June 10, 1997|MIKE DiGIOVANNA

Manager Terry Collins helped create the monster, but now the beast is starting to haunt him. Collins wanted to the Angels to be more aggressive, more relentless, but they might have gone overboard.

"I'm tired of starters complaining that they don't play every day," Collins said Monday. "I respect the fact that they don't want to come out of the lineup, but they also need a day here and there to rest.

"And I'm telling you, there's going to be a time when a guy sitting on the bench is forced into the lineup, and he'd better have some playing time and at-bats because he has to be prepared."

Collins didn't name any names, but he didn't have to. Center fielder Jim Edmonds, who has torn knee cartilage, and second baseman Luis Alicea, who has a strained hamstring, have been in and out of the lineup and both have insisted they were OK to play on days they weren't starting.

"I know Jim's knee can go at any time but I didn't want it to be on the AstroTurf [in Minnesota over the weekend]," Collins said. "I want to keep Jim so he can help us in the next 100 games, not just one game."

With a clubhouse full of tough guys such as Dave Hollins, Tony Phillips, Darin Erstad and Jim Leyritz, Edmonds admits there is peer pressure to play hurt.

"It's good to be known as a guy who will gut it out every day," Edmonds said. "I didn't have that attitude in the minor leagues, but there's more pride at stake here. It's more team-oriented, you want to win, and it's important for the nucleus of the team to feel that way."

————

_Goal_
Write out the whole Angels article word for word. The rows that follow have nothing to do with the Angels article.

————

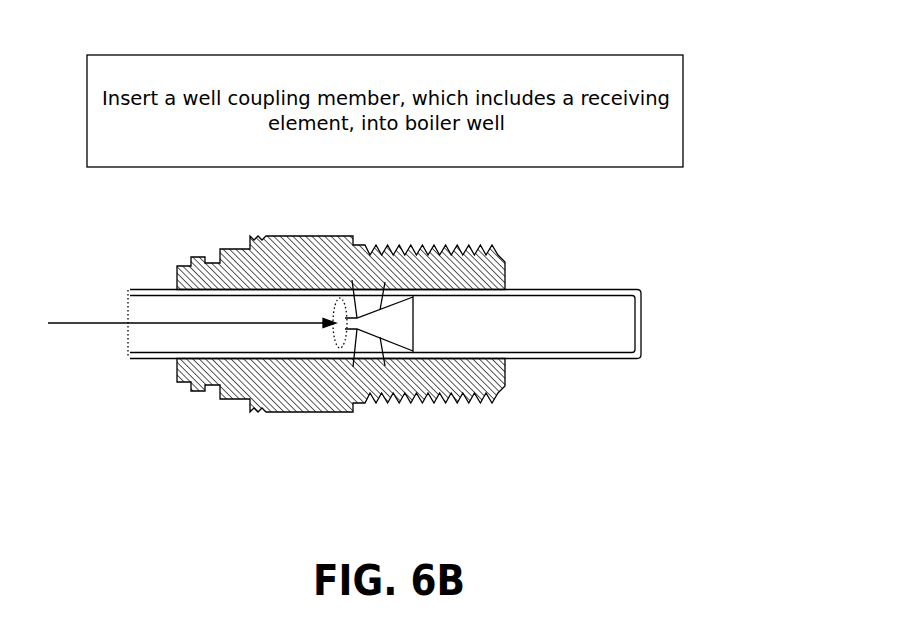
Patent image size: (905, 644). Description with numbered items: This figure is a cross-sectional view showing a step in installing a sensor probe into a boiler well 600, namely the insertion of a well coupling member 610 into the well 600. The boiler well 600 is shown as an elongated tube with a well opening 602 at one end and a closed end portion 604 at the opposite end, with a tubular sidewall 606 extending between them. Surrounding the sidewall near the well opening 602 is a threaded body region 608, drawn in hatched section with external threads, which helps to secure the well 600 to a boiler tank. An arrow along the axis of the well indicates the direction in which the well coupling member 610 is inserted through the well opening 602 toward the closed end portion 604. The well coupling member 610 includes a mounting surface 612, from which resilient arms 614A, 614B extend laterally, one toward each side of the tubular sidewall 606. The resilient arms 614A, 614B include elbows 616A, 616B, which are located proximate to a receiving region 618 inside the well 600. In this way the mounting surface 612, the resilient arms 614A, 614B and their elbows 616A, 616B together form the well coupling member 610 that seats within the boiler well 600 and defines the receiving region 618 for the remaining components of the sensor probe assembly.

The boiler well 600 is at (405, 488).
The well opening 602 is at (128, 308).
The closed end portion 604 is at (650, 331).
The tubular sidewall 606 is at (527, 289).
The threaded body region 608 is at (385, 282).
The well coupling member 610 is at (421, 309).
The mounting surface 612 is at (413, 325).
The resilient arm 614A is at (387, 280).
The resilient arm 614B is at (386, 367).
The elbow 616A is at (351, 281).
The elbow 616B is at (352, 369).
The receiving region 618 is at (333, 303).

————

_Output of the task_
June 10, 1997|MIKE DiGIOVANNA

Manager Terry Collins helped create the monster, but now the beast is starting to haunt him. Collins wanted to the Angels to be more aggressive, more relentless, but they might have gone overboard.

"I'm tired of starters complaining that they don't play every day," Collins said Monday. "I respect the fact that they don't want to come out of the lineup, but they also need a day here and there to rest.

"And I'm telling you, there's going to be a time when a guy sitting on the bench is forced into the lineup, and he'd better have some playing time and at-bats because he has to be prepared."

Collins didn't name any names, but he didn't have to. Center fielder Jim Edmonds, who has torn knee cartilage, and second baseman Luis Alicea, who has a strained hamstring, have been in and out of the lineup and both have insisted they were OK to play on days they weren't starting.

"I know Jim's knee can go at any time but I didn't want it to be on the AstroTurf [in Minnesota over the weekend]," Collins said. "I want to keep Jim so he can help us in the next 100 games, not just one game."

With a clubhouse full of tough guys such as Dave Hollins, Tony Phillips, Darin Erstad and Jim Leyritz, Edmonds admits there is peer pressure to play hurt.

"It's good to be known as a guy who will gut it out every day," Edmonds said. "I didn't have that attitude in the minor leagues, but there's more pride at stake here. It's more team-oriented, you want to win, and it's important for the nucleus of the team to feel that way."